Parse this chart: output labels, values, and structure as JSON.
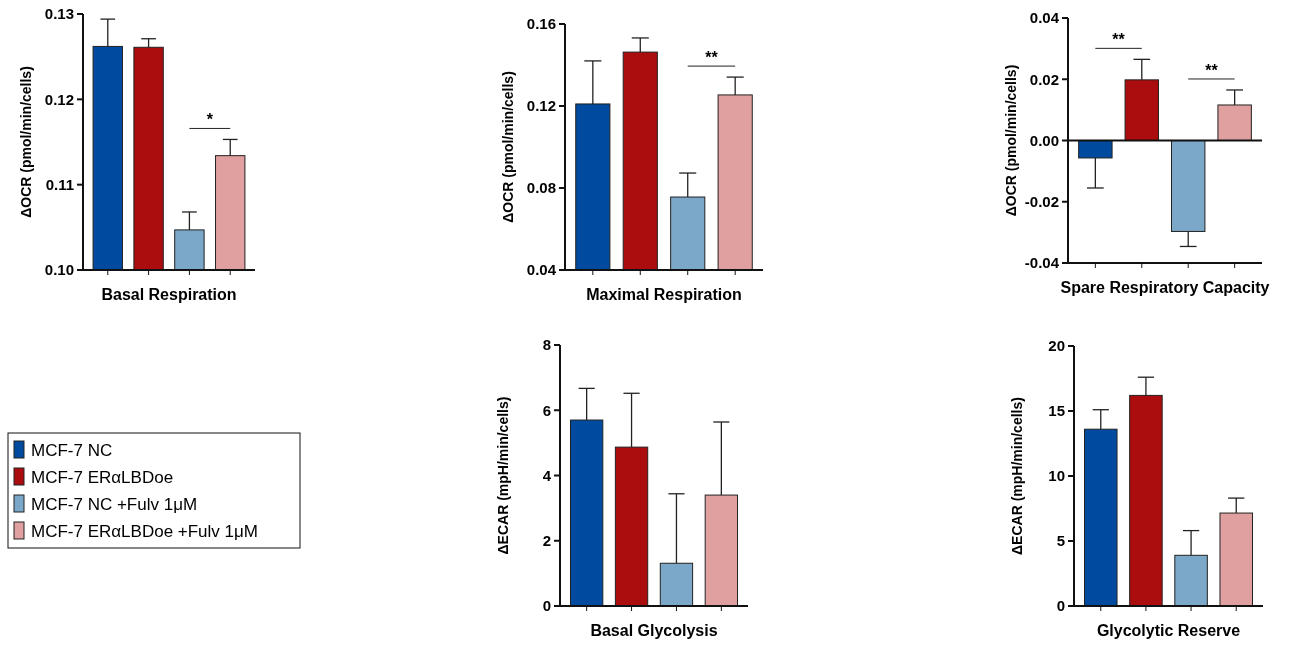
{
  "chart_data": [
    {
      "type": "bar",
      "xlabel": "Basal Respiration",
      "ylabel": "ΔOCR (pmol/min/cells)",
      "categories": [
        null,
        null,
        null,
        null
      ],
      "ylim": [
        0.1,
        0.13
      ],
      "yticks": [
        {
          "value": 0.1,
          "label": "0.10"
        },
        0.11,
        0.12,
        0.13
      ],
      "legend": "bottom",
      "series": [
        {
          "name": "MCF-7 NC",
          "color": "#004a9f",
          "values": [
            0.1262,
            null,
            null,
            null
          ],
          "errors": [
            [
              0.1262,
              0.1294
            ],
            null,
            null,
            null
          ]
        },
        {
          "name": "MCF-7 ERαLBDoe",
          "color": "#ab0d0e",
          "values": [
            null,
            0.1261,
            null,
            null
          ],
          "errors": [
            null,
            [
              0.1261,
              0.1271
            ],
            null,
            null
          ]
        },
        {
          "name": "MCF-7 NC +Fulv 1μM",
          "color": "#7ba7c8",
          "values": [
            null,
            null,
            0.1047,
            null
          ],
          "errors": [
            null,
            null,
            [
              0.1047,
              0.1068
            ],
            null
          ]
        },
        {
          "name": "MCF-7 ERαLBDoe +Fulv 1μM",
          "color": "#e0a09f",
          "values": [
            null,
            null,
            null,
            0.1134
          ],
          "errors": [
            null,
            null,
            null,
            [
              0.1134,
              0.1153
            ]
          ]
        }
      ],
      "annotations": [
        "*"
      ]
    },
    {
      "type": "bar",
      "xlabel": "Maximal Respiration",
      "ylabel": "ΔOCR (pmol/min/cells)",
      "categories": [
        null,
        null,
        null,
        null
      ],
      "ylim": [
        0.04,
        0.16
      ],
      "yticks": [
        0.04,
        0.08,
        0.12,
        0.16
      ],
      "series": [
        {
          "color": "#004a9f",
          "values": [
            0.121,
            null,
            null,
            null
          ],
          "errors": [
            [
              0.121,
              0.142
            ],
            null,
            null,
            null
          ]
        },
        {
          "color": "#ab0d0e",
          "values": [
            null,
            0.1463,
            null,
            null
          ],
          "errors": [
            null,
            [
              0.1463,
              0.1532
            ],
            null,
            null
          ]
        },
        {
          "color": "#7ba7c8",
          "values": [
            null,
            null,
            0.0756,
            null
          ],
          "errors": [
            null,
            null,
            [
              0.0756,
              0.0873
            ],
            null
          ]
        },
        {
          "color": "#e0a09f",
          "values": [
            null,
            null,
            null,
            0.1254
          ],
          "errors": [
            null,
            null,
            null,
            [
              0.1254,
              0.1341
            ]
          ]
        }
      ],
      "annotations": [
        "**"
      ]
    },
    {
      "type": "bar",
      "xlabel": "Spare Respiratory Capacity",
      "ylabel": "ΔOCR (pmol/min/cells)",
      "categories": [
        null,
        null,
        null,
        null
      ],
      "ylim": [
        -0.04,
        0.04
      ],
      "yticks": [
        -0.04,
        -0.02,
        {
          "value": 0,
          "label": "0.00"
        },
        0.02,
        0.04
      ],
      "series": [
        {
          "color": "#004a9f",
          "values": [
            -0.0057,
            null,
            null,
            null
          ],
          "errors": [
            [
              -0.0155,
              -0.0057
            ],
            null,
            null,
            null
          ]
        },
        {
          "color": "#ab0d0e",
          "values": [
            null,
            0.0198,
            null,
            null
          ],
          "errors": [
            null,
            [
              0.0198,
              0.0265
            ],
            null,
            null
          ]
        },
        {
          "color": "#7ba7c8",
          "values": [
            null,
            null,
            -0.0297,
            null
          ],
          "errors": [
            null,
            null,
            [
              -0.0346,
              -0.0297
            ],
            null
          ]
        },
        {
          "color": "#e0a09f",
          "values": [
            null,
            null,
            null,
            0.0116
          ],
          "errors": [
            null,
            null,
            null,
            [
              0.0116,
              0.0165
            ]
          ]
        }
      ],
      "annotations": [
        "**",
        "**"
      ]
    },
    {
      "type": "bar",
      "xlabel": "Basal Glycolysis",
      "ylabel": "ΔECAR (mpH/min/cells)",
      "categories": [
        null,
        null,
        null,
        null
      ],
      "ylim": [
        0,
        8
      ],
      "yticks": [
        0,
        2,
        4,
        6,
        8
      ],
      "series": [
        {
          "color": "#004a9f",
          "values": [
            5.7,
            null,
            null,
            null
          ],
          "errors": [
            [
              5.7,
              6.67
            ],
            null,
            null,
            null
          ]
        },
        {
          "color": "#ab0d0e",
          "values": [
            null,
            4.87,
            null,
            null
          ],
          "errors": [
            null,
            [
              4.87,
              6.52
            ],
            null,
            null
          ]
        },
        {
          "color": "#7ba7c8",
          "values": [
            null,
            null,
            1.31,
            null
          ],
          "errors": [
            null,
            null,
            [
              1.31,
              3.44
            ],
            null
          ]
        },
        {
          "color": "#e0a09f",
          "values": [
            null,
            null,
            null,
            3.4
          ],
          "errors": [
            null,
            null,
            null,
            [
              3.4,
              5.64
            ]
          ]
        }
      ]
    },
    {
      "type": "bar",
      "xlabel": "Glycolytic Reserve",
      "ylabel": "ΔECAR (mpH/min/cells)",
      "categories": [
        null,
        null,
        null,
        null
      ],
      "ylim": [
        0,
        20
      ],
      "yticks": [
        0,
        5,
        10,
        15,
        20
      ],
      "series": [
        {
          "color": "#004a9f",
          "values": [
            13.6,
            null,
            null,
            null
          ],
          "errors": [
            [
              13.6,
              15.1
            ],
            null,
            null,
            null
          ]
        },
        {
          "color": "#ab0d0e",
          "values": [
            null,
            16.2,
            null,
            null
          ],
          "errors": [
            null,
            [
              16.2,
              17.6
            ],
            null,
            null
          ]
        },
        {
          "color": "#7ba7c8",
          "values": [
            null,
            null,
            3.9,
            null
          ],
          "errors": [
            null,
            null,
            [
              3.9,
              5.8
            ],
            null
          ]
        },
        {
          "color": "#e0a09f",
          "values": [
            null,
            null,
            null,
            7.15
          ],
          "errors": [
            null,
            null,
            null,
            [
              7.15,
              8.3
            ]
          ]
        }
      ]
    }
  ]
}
...
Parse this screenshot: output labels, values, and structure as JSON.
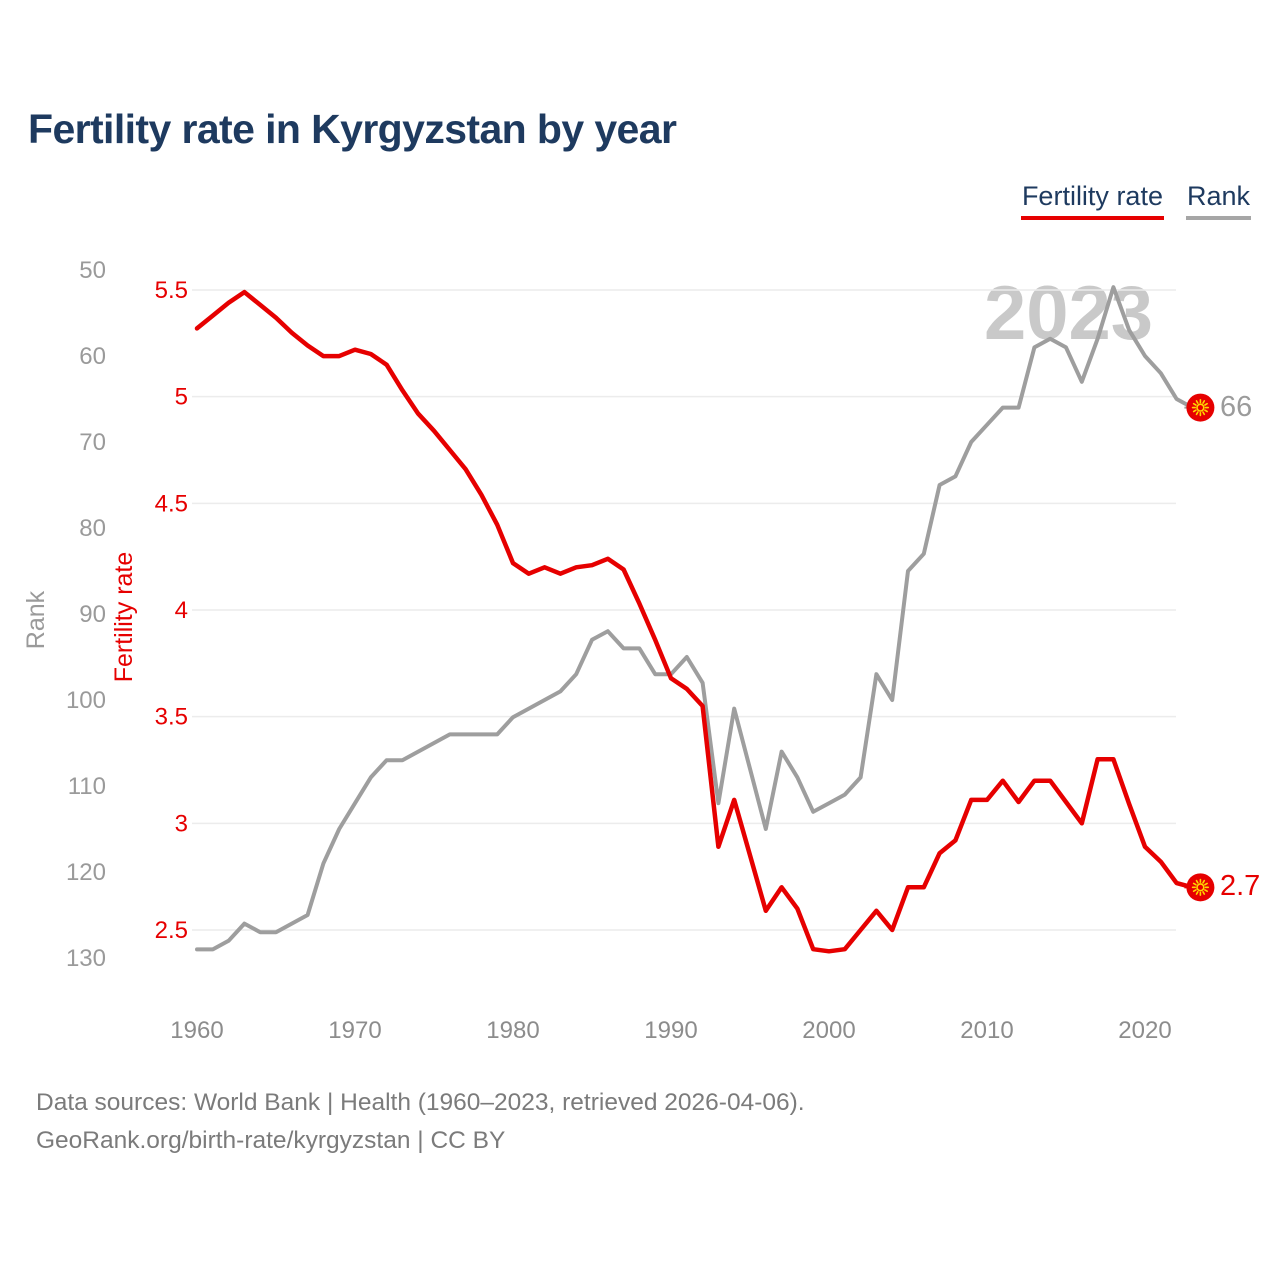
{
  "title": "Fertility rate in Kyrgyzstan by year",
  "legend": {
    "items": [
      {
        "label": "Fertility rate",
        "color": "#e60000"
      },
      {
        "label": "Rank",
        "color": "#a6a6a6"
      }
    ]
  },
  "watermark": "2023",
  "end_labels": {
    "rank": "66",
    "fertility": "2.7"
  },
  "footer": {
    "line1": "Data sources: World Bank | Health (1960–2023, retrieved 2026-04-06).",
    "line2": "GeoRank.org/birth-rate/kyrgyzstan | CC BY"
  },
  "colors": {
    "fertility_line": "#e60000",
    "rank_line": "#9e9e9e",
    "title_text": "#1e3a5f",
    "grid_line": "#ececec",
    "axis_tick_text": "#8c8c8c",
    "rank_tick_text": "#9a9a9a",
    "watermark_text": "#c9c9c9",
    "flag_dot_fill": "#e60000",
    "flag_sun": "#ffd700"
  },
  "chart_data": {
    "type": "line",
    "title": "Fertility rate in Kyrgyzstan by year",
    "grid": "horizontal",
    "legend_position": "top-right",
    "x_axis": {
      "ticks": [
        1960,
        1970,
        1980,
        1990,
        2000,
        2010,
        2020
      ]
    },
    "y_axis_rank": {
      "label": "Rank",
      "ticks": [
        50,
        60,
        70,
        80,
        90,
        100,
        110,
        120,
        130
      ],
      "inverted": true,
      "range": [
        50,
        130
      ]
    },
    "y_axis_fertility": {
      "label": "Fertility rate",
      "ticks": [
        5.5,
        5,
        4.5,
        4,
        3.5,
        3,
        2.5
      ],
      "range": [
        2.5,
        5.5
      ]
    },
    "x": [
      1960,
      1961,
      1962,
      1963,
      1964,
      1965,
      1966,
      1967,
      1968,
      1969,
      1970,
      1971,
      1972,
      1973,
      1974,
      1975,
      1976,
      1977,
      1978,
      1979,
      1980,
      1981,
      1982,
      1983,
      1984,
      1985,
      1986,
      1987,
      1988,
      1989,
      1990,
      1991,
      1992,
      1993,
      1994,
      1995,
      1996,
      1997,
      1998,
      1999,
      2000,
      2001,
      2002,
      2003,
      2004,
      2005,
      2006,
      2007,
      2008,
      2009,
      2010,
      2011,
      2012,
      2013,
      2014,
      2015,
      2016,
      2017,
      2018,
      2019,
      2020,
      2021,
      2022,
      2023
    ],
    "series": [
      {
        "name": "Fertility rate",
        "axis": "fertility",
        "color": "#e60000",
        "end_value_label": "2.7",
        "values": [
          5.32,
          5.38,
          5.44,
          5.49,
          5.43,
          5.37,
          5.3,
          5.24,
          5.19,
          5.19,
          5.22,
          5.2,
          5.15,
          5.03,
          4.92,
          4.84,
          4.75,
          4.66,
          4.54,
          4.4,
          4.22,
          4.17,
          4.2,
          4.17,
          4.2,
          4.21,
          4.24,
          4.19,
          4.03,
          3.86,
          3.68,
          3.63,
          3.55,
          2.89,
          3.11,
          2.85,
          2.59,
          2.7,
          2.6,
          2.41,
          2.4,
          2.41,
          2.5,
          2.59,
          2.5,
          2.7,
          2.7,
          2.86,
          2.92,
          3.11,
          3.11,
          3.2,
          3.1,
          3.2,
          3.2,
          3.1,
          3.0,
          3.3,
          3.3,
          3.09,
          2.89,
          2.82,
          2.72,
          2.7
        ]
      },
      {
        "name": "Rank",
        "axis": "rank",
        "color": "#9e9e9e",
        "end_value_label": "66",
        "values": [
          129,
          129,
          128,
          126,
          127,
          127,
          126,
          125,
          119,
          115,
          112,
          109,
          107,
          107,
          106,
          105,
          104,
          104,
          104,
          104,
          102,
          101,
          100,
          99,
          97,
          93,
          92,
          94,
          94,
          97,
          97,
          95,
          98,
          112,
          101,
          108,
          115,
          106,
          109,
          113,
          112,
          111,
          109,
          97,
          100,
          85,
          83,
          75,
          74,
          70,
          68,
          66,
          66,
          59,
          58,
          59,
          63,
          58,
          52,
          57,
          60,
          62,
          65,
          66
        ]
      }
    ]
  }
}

◆ Exercise aim
Copy out all lines where the word "name" appears.

◆ Complete output
          "name": "MCF-7 NC",
          "name": "MCF-7 ERαLBDoe",
          "name": "MCF-7 NC +Fulv 1μM",
          "name": "MCF-7 ERαLBDoe +Fulv 1μM",
        "name": "Fertility rate",
        "name": "Rank",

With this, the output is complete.